TASK DIRECTIONS: State how many lines of the data contain the word "livsmedelshantering", and write nothing besides the number.

EXERCISE INPUTS:
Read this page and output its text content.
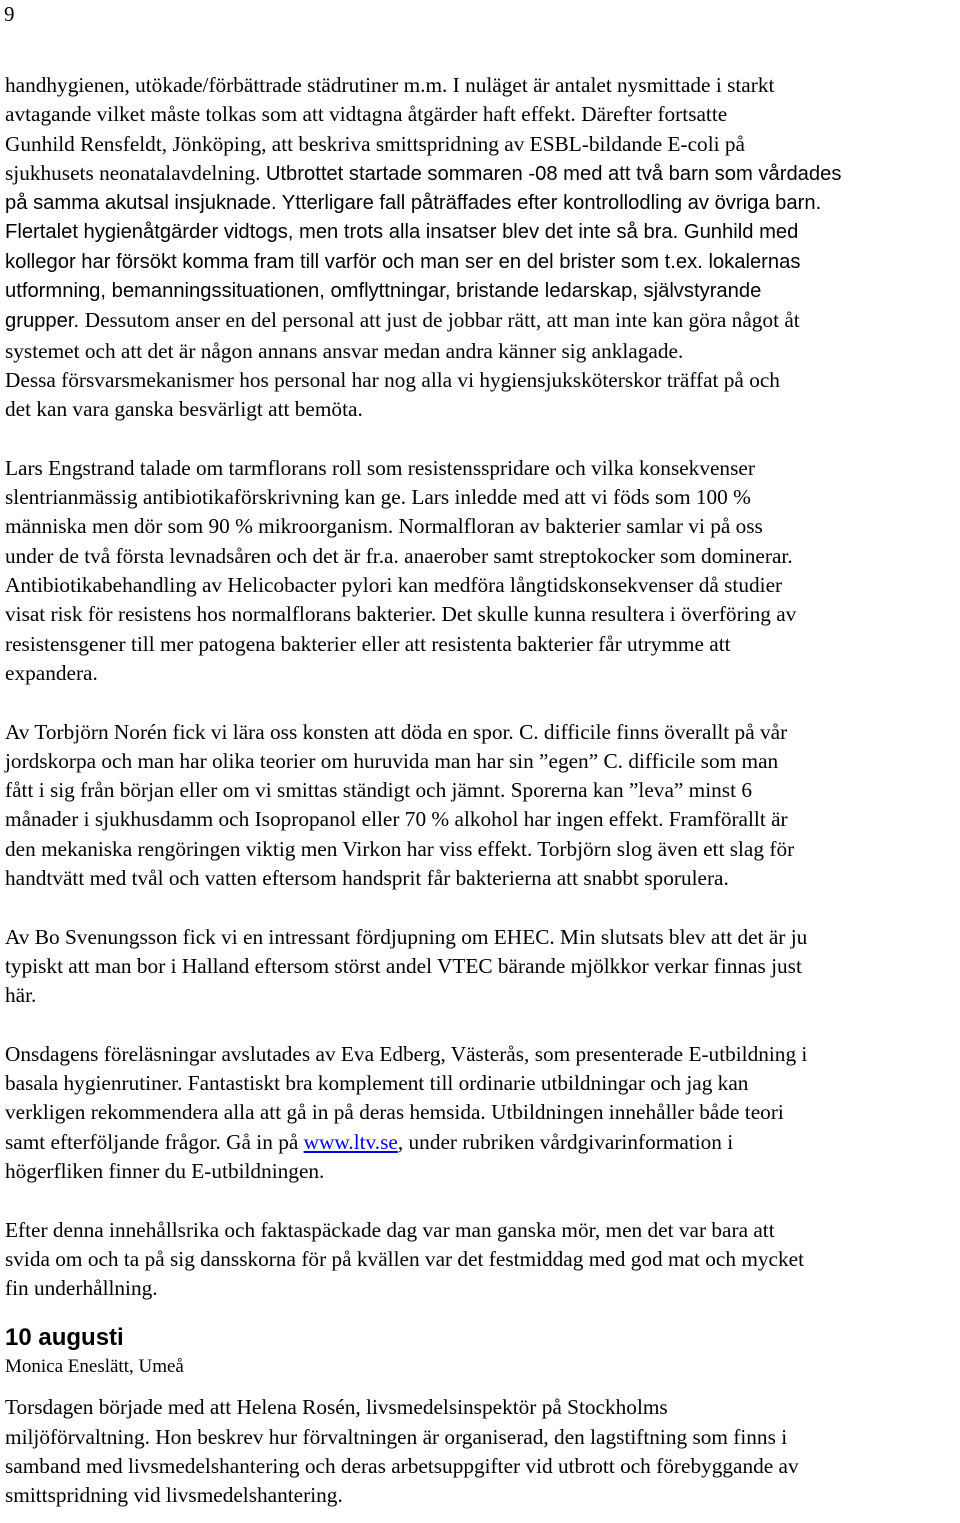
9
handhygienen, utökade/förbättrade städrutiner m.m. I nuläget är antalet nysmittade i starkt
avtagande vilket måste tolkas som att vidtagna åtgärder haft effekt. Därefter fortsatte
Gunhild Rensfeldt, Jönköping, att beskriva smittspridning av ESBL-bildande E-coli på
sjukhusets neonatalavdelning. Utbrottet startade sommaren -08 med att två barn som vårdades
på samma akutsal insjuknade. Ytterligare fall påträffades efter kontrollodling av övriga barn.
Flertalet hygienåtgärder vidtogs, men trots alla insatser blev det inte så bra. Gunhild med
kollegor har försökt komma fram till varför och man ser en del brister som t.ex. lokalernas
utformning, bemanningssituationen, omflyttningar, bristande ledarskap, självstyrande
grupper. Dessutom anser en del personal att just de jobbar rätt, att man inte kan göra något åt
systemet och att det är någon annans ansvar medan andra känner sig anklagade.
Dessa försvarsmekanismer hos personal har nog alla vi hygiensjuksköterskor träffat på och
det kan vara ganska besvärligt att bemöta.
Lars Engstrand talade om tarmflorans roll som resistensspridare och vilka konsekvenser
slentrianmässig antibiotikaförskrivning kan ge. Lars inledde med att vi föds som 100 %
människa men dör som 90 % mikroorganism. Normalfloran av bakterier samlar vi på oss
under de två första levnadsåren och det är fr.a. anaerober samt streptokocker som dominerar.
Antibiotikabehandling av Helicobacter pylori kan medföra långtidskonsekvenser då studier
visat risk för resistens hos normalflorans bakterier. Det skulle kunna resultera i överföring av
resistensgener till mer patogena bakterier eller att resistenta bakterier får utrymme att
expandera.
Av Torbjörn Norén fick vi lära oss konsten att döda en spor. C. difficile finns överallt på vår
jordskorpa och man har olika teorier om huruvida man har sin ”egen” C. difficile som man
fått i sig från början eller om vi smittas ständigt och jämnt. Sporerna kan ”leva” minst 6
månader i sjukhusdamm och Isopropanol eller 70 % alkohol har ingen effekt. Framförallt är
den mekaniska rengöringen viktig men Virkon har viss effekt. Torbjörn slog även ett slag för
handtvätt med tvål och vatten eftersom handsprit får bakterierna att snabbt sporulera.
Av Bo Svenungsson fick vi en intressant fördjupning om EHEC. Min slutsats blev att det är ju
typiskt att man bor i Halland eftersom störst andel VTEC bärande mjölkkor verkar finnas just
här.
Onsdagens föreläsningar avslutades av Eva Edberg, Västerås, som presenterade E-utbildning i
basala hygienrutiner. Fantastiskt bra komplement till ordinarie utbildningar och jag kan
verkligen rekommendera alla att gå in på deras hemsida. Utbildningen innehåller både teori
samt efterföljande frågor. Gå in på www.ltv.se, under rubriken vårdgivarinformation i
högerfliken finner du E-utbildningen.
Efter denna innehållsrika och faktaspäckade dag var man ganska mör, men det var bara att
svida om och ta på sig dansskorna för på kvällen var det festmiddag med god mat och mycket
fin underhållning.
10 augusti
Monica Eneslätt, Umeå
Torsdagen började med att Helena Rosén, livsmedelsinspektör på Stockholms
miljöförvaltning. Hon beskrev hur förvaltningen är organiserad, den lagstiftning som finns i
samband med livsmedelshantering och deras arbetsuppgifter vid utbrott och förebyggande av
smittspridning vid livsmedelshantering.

ANSWER FOR THIS EXERCISE: 2